Data supplied:
——————————
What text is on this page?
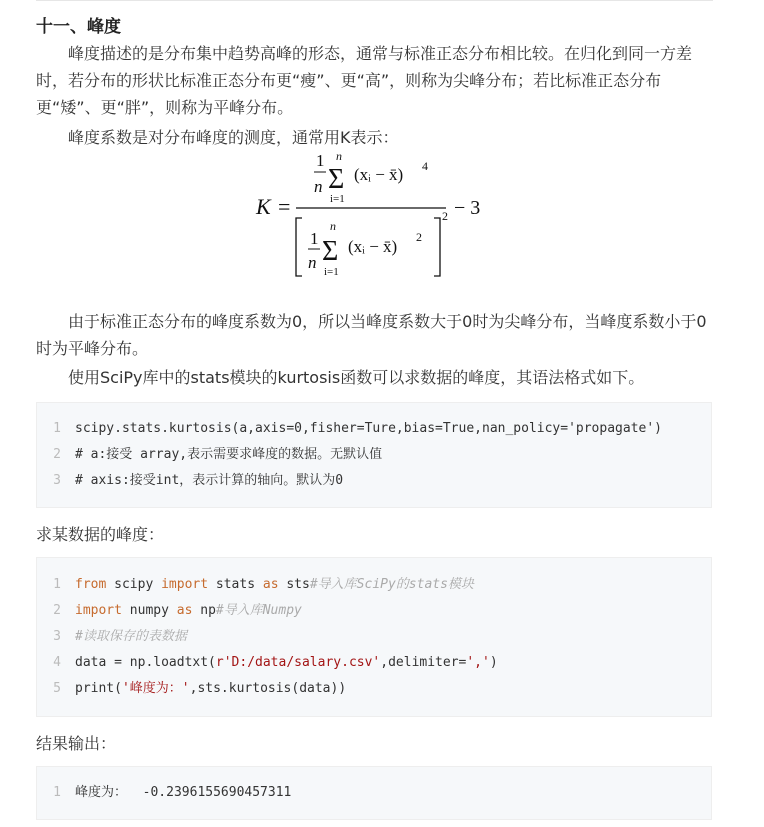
十一、峰度

峰度描述的是分布集中趋势高峰的形态，通常与标准正态分布相比较。在归化到同一方差时，若分布的形状比标准正态分布更“瘦”、更“高”，则称为尖峰分布；若比标准正态分布更“矮”、更“胖”，则称为平峰分布。

峰度系数是对分布峰度的测度，通常用K表示：

K =
1
n
n
Σ
i=1
(xᵢ − x̄) 4
1
n
n
Σ
i=1
(xᵢ − x̄) 2
2 − 3

由于标准正态分布的峰度系数为0，所以当峰度系数大于0时为尖峰分布，当峰度系数小于0时为平峰分布。

使用SciPy库中的stats模块的kurtosis函数可以求数据的峰度，其语法格式如下。

1 scipy.stats.kurtosis(a,axis=0,fisher=Ture,bias=True,nan_policy='propagate')
2 # a:接受 array,表示需要求峰度的数据。无默认值
3 # axis:接受int，表示计算的轴向。默认为0
求某数据的峰度：
1 from scipy import stats as sts#导入库SciPy的stats模块
2 import numpy as np#导入库Numpy
3 #读取保存的表数据
4 data = np.loadtxt(r'D:/data/salary.csv',delimiter=',')
5 print('峰度为：',sts.kurtosis(data))
结果输出：
1 峰度为：  -0.2396155690457311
——————————
To be done: Repeat the data exactly, dropping every picture it holds.

Completed task:
What text is on this page?
十一、峰度

峰度描述的是分布集中趋势高峰的形态，通常与标准正态分布相比较。在归化到同一方差时，若分布的形状比标准正态分布更“瘦”、更“高”，则称为尖峰分布；若比标准正态分布更“矮”、更“胖”，则称为平峰分布。

峰度系数是对分布峰度的测度，通常用K表示：

K =
1
n
n
Σ
i=1
(xᵢ − x̄) 4
1
n
n
Σ
i=1
(xᵢ − x̄) 2
2 − 3

由于标准正态分布的峰度系数为0，所以当峰度系数大于0时为尖峰分布，当峰度系数小于0时为平峰分布。

使用SciPy库中的stats模块的kurtosis函数可以求数据的峰度，其语法格式如下。

1 scipy.stats.kurtosis(a,axis=0,fisher=Ture,bias=True,nan_policy='propagate')
2 # a:接受 array,表示需要求峰度的数据。无默认值
3 # axis:接受int，表示计算的轴向。默认为0
求某数据的峰度：
1 from scipy import stats as sts#导入库SciPy的stats模块
2 import numpy as np#导入库Numpy
3 #读取保存的表数据
4 data = np.loadtxt(r'D:/data/salary.csv',delimiter=',')
5 print('峰度为：',sts.kurtosis(data))
结果输出：
1 峰度为：  -0.2396155690457311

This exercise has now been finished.